**Task brief:** Gather every line in the records below that contains the word "without".

**Material for this task:**
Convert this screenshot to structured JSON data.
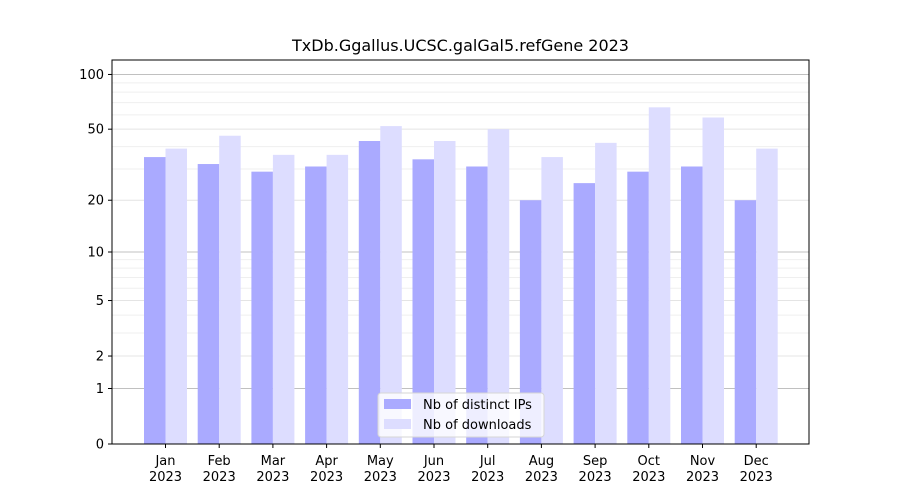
{
  "chart_data": {
    "type": "bar",
    "title": "TxDb.Ggallus.UCSC.galGal5.refGene 2023",
    "xlabel": "",
    "ylabel": "",
    "y_scale": "log1p",
    "ylim": [
      0,
      120
    ],
    "y_ticks": [
      0,
      1,
      2,
      5,
      10,
      20,
      50,
      100
    ],
    "y_tick_labels": [
      "0",
      "1",
      "2",
      "5",
      "10",
      "20",
      "50",
      "100"
    ],
    "categories": [
      "Jan\n2023",
      "Feb\n2023",
      "Mar\n2023",
      "Apr\n2023",
      "May\n2023",
      "Jun\n2023",
      "Jul\n2023",
      "Aug\n2023",
      "Sep\n2023",
      "Oct\n2023",
      "Nov\n2023",
      "Dec\n2023"
    ],
    "series": [
      {
        "name": "Nb of distinct IPs",
        "color": "#aaaaff",
        "values": [
          35,
          32,
          29,
          31,
          43,
          34,
          31,
          20,
          25,
          29,
          31,
          20
        ]
      },
      {
        "name": "Nb of downloads",
        "color": "#ddddff",
        "values": [
          39,
          46,
          36,
          36,
          52,
          43,
          50,
          35,
          42,
          66,
          58,
          39
        ]
      }
    ],
    "grid": "horizontal",
    "legend_position": "bottom-center"
  }
}
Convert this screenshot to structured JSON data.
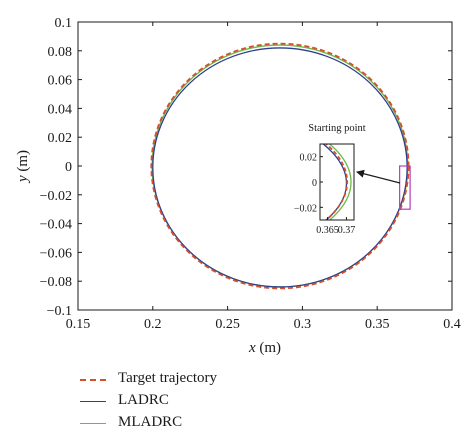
{
  "chart_data": {
    "type": "line",
    "title": "",
    "xlabel_var": "x",
    "xlabel_unit": " (m)",
    "ylabel_var": "y",
    "ylabel_unit": " (m)",
    "xlim": [
      0.15,
      0.4
    ],
    "ylim": [
      -0.1,
      0.1
    ],
    "xticks": [
      0.15,
      0.2,
      0.25,
      0.3,
      0.35,
      0.4
    ],
    "xtick_labels": [
      "0.15",
      "0.2",
      "0.25",
      "0.3",
      "0.35",
      "0.4"
    ],
    "yticks": [
      0.1,
      0.08,
      0.06,
      0.04,
      0.02,
      0,
      -0.02,
      -0.04,
      -0.06,
      -0.08,
      -0.1
    ],
    "ytick_labels": [
      "0.1",
      "0.08",
      "0.06",
      "0.04",
      "0.02",
      "0",
      "−0.02",
      "−0.04",
      "−0.06",
      "−0.08",
      "−0.1"
    ],
    "grid": false,
    "legend_position": "below-left",
    "series": [
      {
        "name": "Target trajectory",
        "color": "#d4502a",
        "style": "dashed",
        "shape": "circle",
        "center": [
          0.285,
          0.0
        ],
        "radius_x": 0.086,
        "radius_y": 0.085
      },
      {
        "name": "LADRC",
        "color": "#2e3f8f",
        "style": "solid",
        "shape": "circle",
        "center": [
          0.285,
          -0.001
        ],
        "radius_x": 0.085,
        "radius_y": 0.083
      },
      {
        "name": "MLADRC",
        "color": "#6cb84a",
        "style": "solid",
        "shape": "circle",
        "center": [
          0.285,
          0.0
        ],
        "radius_x": 0.0855,
        "radius_y": 0.084
      }
    ],
    "annotations": {
      "zoom_box_x": [
        0.365,
        0.372
      ],
      "zoom_box_y": [
        -0.03,
        0.0
      ],
      "zoom_box_color": "#b23fb8",
      "inset_title": "Starting point",
      "inset_xlim": [
        0.363,
        0.372
      ],
      "inset_ylim": [
        -0.03,
        0.03
      ],
      "inset_xticks": [
        0.365,
        0.37
      ],
      "inset_xtick_labels": [
        "0.365",
        "0.37"
      ],
      "inset_yticks": [
        0.02,
        0,
        -0.02
      ],
      "inset_ytick_labels": [
        "0.02",
        "0",
        "−0.02"
      ]
    }
  }
}
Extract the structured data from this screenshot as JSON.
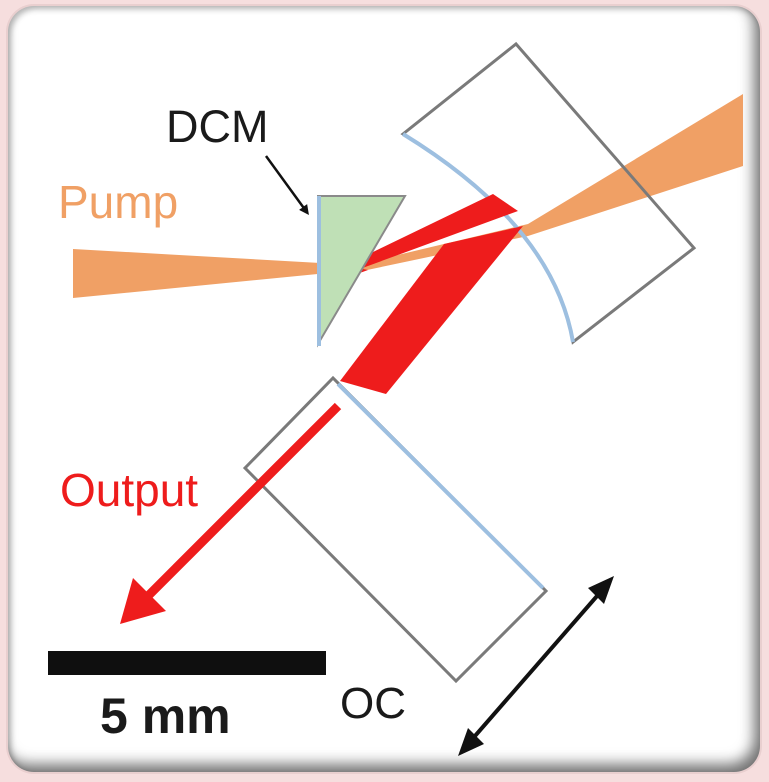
{
  "labels": {
    "dcm": "DCM",
    "pump": "Pump",
    "output": "Output",
    "oc": "OC",
    "scale": "5 mm"
  },
  "colors": {
    "pump": "#f0a065",
    "laser": "#ee1c1c",
    "prism_fill": "#bfe0b6",
    "mirror_coating": "#9dbfe0",
    "outline": "#7a7a7a",
    "text_dark": "#1a1a1a"
  }
}
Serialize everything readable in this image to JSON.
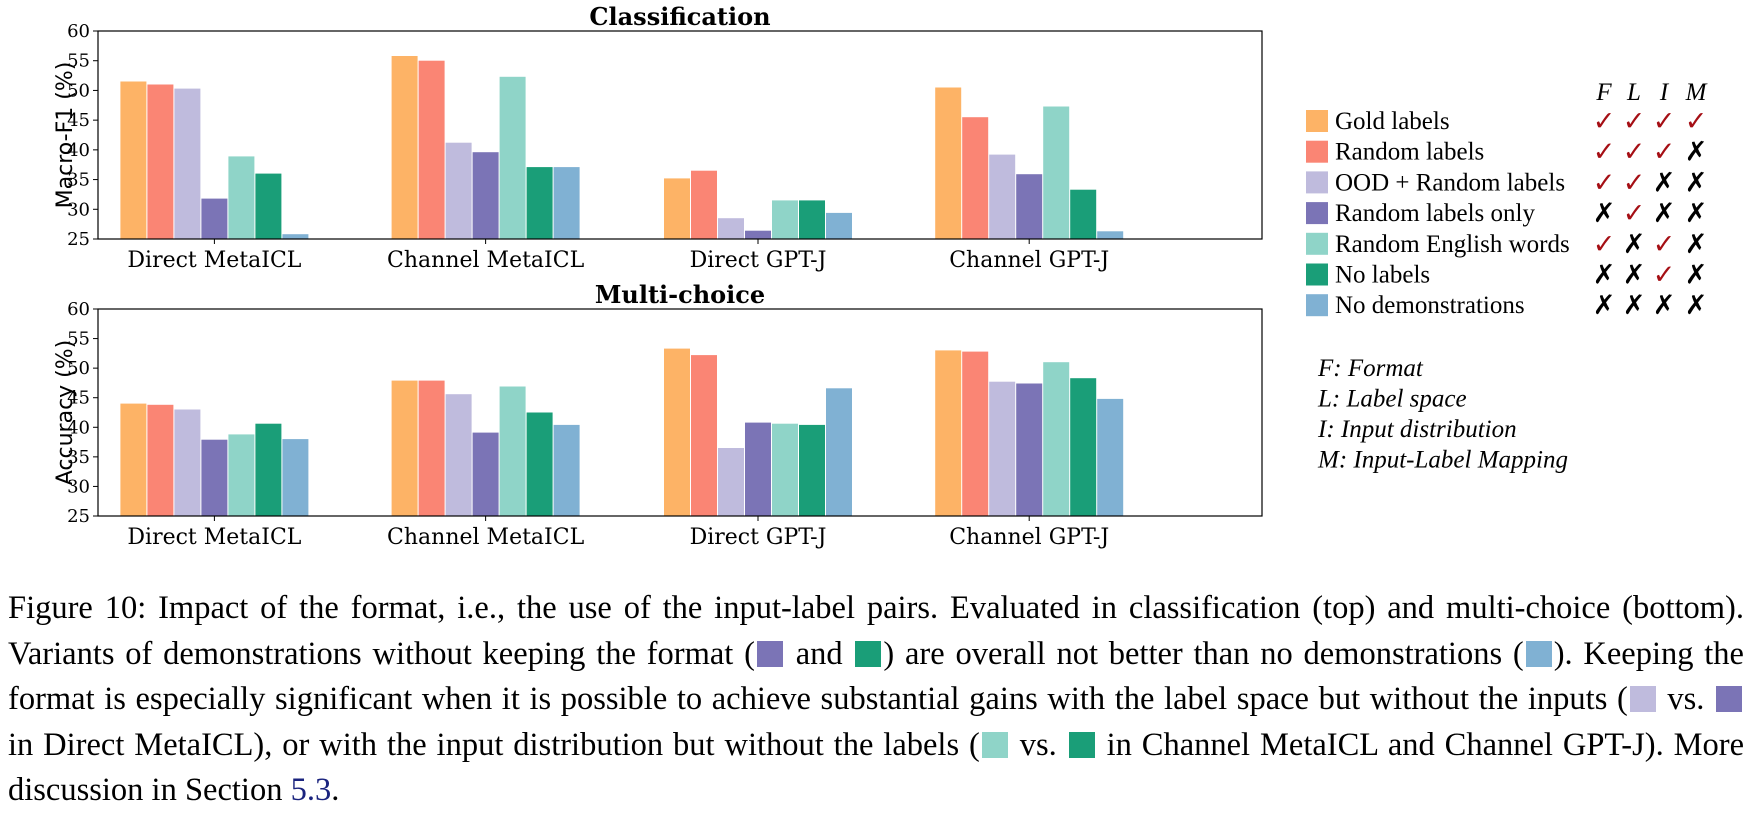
{
  "colors": {
    "gold": "#fdb366",
    "random": "#fa8574",
    "ood_random": "#bfbbdd",
    "random_only": "#7b74b6",
    "random_english": "#8fd4c8",
    "no_labels": "#1a9e78",
    "no_demos": "#80b1d3",
    "check": "#a50f15",
    "cross": "#000000"
  },
  "chart_data": [
    {
      "type": "bar",
      "title": "Classification",
      "ylabel": "Macro-F1 (%)",
      "ylim": [
        25,
        60
      ],
      "yticks": [
        25,
        30,
        35,
        40,
        45,
        50,
        55,
        60
      ],
      "categories": [
        "Direct MetaICL",
        "Channel MetaICL",
        "Direct GPT-J",
        "Channel GPT-J"
      ],
      "series": [
        {
          "name": "Gold labels",
          "values": [
            51.5,
            55.8,
            35.2,
            50.5
          ]
        },
        {
          "name": "Random labels",
          "values": [
            51.0,
            55.0,
            36.5,
            45.5
          ]
        },
        {
          "name": "OOD + Random labels",
          "values": [
            50.3,
            41.2,
            28.5,
            39.2
          ]
        },
        {
          "name": "Random labels only",
          "values": [
            31.8,
            39.6,
            26.4,
            35.9
          ]
        },
        {
          "name": "Random English words",
          "values": [
            38.9,
            52.3,
            31.5,
            47.3
          ]
        },
        {
          "name": "No labels",
          "values": [
            36.0,
            37.1,
            31.5,
            33.3
          ]
        },
        {
          "name": "No demonstrations",
          "values": [
            25.8,
            37.1,
            29.4,
            26.3
          ]
        }
      ]
    },
    {
      "type": "bar",
      "title": "Multi-choice",
      "ylabel": "Accuracy (%)",
      "ylim": [
        25,
        60
      ],
      "yticks": [
        25,
        30,
        35,
        40,
        45,
        50,
        55,
        60
      ],
      "categories": [
        "Direct MetaICL",
        "Channel MetaICL",
        "Direct GPT-J",
        "Channel GPT-J"
      ],
      "series": [
        {
          "name": "Gold labels",
          "values": [
            44.0,
            47.9,
            53.3,
            53.0
          ]
        },
        {
          "name": "Random labels",
          "values": [
            43.8,
            47.9,
            52.2,
            52.8
          ]
        },
        {
          "name": "OOD + Random labels",
          "values": [
            43.0,
            45.6,
            36.5,
            47.7
          ]
        },
        {
          "name": "Random labels only",
          "values": [
            37.9,
            39.1,
            40.8,
            47.4
          ]
        },
        {
          "name": "Random English words",
          "values": [
            38.8,
            46.9,
            40.6,
            51.0
          ]
        },
        {
          "name": "No labels",
          "values": [
            40.6,
            42.5,
            40.4,
            48.3
          ]
        },
        {
          "name": "No demonstrations",
          "values": [
            38.0,
            40.4,
            46.6,
            44.8
          ]
        }
      ]
    }
  ],
  "legend": {
    "headers": [
      "F",
      "L",
      "I",
      "M"
    ],
    "items": [
      {
        "label": "Gold labels",
        "color_key": "gold",
        "marks": [
          true,
          true,
          true,
          true
        ]
      },
      {
        "label": "Random labels",
        "color_key": "random",
        "marks": [
          true,
          true,
          true,
          false
        ]
      },
      {
        "label": "OOD + Random labels",
        "color_key": "ood_random",
        "marks": [
          true,
          true,
          false,
          false
        ]
      },
      {
        "label": "Random labels only",
        "color_key": "random_only",
        "marks": [
          false,
          true,
          false,
          false
        ]
      },
      {
        "label": "Random English words",
        "color_key": "random_english",
        "marks": [
          true,
          false,
          true,
          false
        ]
      },
      {
        "label": "No labels",
        "color_key": "no_labels",
        "marks": [
          false,
          false,
          true,
          false
        ]
      },
      {
        "label": "No demonstrations",
        "color_key": "no_demos",
        "marks": [
          false,
          false,
          false,
          false
        ]
      }
    ],
    "check_glyph": "✓",
    "cross_glyph": "✗",
    "definitions": [
      "F: Format",
      "L: Label space",
      "I: Input distribution",
      "M: Input-Label Mapping"
    ]
  },
  "caption": {
    "p1": "Figure 10: Impact of the format, i.e., the use of the input-label pairs. Evaluated in classification (top) and multi-choice (bottom). Variants of demonstrations without keeping the format (",
    "p2": " and ",
    "p3": ") are overall not better than no demonstrations (",
    "p4": "). Keeping the format is especially significant when it is possible to achieve substantial gains with the label space but without the inputs (",
    "p5": " vs. ",
    "p6": " in Direct MetaICL), or with the input distribution but without the labels (",
    "p7": " vs. ",
    "p8": " in Channel MetaICL and Channel GPT-J). More discussion in Section ",
    "ref": "5.3",
    "p9": "."
  }
}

**The reply:**
    "p1": "Figure 10: Impact of the format, i.e., the use of the input-label pairs. Evaluated in classification (top) and multi-choice (bottom). Variants of demonstrations without keeping the format (",
    "p4": "). Keeping the format is especially significant when it is possible to achieve substantial gains with the label space but without the inputs (",
    "p6": " in Direct MetaICL), or with the input distribution but without the labels (",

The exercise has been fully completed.